[Material shown start]

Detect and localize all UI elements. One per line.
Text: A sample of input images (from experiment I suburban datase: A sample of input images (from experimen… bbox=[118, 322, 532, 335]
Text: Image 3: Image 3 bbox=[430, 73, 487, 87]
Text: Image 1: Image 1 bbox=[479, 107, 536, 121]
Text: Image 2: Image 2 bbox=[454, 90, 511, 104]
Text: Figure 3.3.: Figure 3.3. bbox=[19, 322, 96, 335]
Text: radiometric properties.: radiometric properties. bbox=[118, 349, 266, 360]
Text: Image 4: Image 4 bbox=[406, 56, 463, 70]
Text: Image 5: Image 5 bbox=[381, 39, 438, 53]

[Material shown end]

* [Aim of the task] Duplicate every line of the records above without any changes.

* [Correct output]
Detect and localize all UI elements. One per line.
Text: A sample of input images (from experiment I suburban datase: A sample of input images (from experimen… bbox=[118, 322, 532, 335]
Text: Image 3: Image 3 bbox=[430, 73, 487, 87]
Text: Image 1: Image 1 bbox=[479, 107, 536, 121]
Text: Image 2: Image 2 bbox=[454, 90, 511, 104]
Text: Figure 3.3.: Figure 3.3. bbox=[19, 322, 96, 335]
Text: radiometric properties.: radiometric properties. bbox=[118, 349, 266, 360]
Text: Image 4: Image 4 bbox=[406, 56, 463, 70]
Text: Image 5: Image 5 bbox=[381, 39, 438, 53]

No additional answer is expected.